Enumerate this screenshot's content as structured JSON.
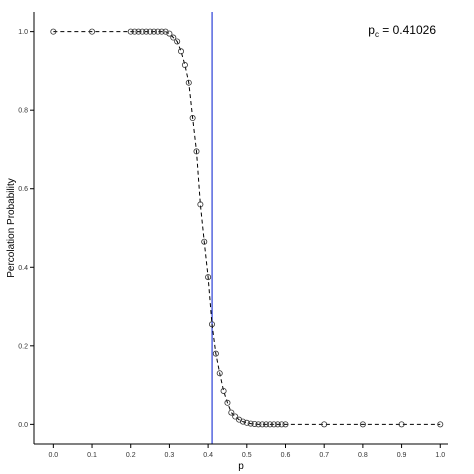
{
  "chart_data": {
    "type": "line",
    "title": "",
    "xlabel": "p",
    "ylabel": "Percolation Probability",
    "xlim": [
      -0.05,
      1.02
    ],
    "ylim": [
      -0.05,
      1.05
    ],
    "x_ticks": [
      0.0,
      0.1,
      0.2,
      0.3,
      0.4,
      0.5,
      0.6,
      0.7,
      0.8,
      0.9,
      1.0
    ],
    "x_tick_labels": [
      "0.0",
      "0.1",
      "0.2",
      "0.3",
      "0.4",
      "0.5",
      "0.6",
      "0.7",
      "0.8",
      "0.9",
      "1.0"
    ],
    "y_ticks": [
      0.0,
      0.2,
      0.4,
      0.6,
      0.8,
      1.0
    ],
    "y_tick_labels": [
      "0.0",
      "0.2",
      "0.4",
      "0.6",
      "0.8",
      "1.0"
    ],
    "grid": false,
    "annotation": {
      "prefix": "p",
      "subscript": "c",
      "suffix": " = 0.41026"
    },
    "critical_line": {
      "x": 0.41026,
      "color": "#2a3fd6"
    },
    "line_style": "dashed",
    "colors": {
      "line": "#000000",
      "marker_stroke": "#333333",
      "axis": "#000000"
    },
    "series": [
      {
        "x": [
          0.0,
          0.1,
          0.2,
          0.21,
          0.22,
          0.23,
          0.24,
          0.25,
          0.26,
          0.27,
          0.28,
          0.29,
          0.3,
          0.31,
          0.32,
          0.33,
          0.34,
          0.35,
          0.36,
          0.37,
          0.38,
          0.39,
          0.4,
          0.41,
          0.42,
          0.43,
          0.44,
          0.45,
          0.46,
          0.47,
          0.48,
          0.49,
          0.5,
          0.51,
          0.52,
          0.53,
          0.54,
          0.55,
          0.56,
          0.57,
          0.58,
          0.59,
          0.6,
          0.7,
          0.8,
          0.9,
          1.0
        ],
        "y": [
          1.0,
          1.0,
          1.0,
          1.0,
          1.0,
          1.0,
          1.0,
          1.0,
          1.0,
          1.0,
          1.0,
          1.0,
          0.995,
          0.985,
          0.975,
          0.95,
          0.915,
          0.87,
          0.78,
          0.695,
          0.56,
          0.465,
          0.375,
          0.255,
          0.18,
          0.13,
          0.085,
          0.055,
          0.03,
          0.02,
          0.012,
          0.007,
          0.004,
          0.002,
          0.001,
          0.0,
          0.0,
          0.0,
          0.0,
          0.0,
          0.0,
          0.0,
          0.0,
          0.0,
          0.0,
          0.0,
          0.0
        ]
      }
    ]
  }
}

TO BE DONE — Transcribe every entry word for word, but omit the pictures.

RESULT FOR THIS TASK —
Enumerate this screenshot's content as structured JSON.
{
  "chart_data": {
    "type": "line",
    "title": "",
    "xlabel": "p",
    "ylabel": "Percolation Probability",
    "xlim": [
      -0.05,
      1.02
    ],
    "ylim": [
      -0.05,
      1.05
    ],
    "x_ticks": [
      0.0,
      0.1,
      0.2,
      0.3,
      0.4,
      0.5,
      0.6,
      0.7,
      0.8,
      0.9,
      1.0
    ],
    "x_tick_labels": [
      "0.0",
      "0.1",
      "0.2",
      "0.3",
      "0.4",
      "0.5",
      "0.6",
      "0.7",
      "0.8",
      "0.9",
      "1.0"
    ],
    "y_ticks": [
      0.0,
      0.2,
      0.4,
      0.6,
      0.8,
      1.0
    ],
    "y_tick_labels": [
      "0.0",
      "0.2",
      "0.4",
      "0.6",
      "0.8",
      "1.0"
    ],
    "grid": false,
    "annotation": {
      "prefix": "p",
      "subscript": "c",
      "suffix": " = 0.41026"
    },
    "critical_line": {
      "x": 0.41026,
      "color": "#2a3fd6"
    },
    "line_style": "dashed",
    "colors": {
      "line": "#000000",
      "marker_stroke": "#333333",
      "axis": "#000000"
    },
    "series": [
      {
        "x": [
          0.0,
          0.1,
          0.2,
          0.21,
          0.22,
          0.23,
          0.24,
          0.25,
          0.26,
          0.27,
          0.28,
          0.29,
          0.3,
          0.31,
          0.32,
          0.33,
          0.34,
          0.35,
          0.36,
          0.37,
          0.38,
          0.39,
          0.4,
          0.41,
          0.42,
          0.43,
          0.44,
          0.45,
          0.46,
          0.47,
          0.48,
          0.49,
          0.5,
          0.51,
          0.52,
          0.53,
          0.54,
          0.55,
          0.56,
          0.57,
          0.58,
          0.59,
          0.6,
          0.7,
          0.8,
          0.9,
          1.0
        ],
        "y": [
          1.0,
          1.0,
          1.0,
          1.0,
          1.0,
          1.0,
          1.0,
          1.0,
          1.0,
          1.0,
          1.0,
          1.0,
          0.995,
          0.985,
          0.975,
          0.95,
          0.915,
          0.87,
          0.78,
          0.695,
          0.56,
          0.465,
          0.375,
          0.255,
          0.18,
          0.13,
          0.085,
          0.055,
          0.03,
          0.02,
          0.012,
          0.007,
          0.004,
          0.002,
          0.001,
          0.0,
          0.0,
          0.0,
          0.0,
          0.0,
          0.0,
          0.0,
          0.0,
          0.0,
          0.0,
          0.0,
          0.0
        ]
      }
    ]
  }
}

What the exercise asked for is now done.